REQUIREMENTS: Find "What does this" in the data, then restate the line it sits in and every later line word for word, ending with the last line.
■ ■ ■ ■ ■
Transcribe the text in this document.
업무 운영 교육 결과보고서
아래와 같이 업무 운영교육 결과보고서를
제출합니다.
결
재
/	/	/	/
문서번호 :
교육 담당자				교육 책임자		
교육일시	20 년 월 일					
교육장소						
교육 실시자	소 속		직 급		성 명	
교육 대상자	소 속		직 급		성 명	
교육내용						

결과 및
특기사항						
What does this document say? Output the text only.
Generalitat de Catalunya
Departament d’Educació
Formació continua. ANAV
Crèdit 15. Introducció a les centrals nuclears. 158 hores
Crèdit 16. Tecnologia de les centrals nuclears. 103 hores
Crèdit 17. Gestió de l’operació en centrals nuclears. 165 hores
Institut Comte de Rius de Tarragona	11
■ ■ ■ ■ ■
TASK RESPONSE:
What does this document say? Output the text only.
Generalitat de Catalunya
Departament d’Educació
Formació continua. ANAV
Crèdit 15. Introducció a les centrals nuclears. 158 hores
Crèdit 16. Tecnologia de les centrals nuclears. 103 hores
Crèdit 17. Gestió de l’operació en centrals nuclears. 165 hores
Institut Comte de Rius de Tarragona	11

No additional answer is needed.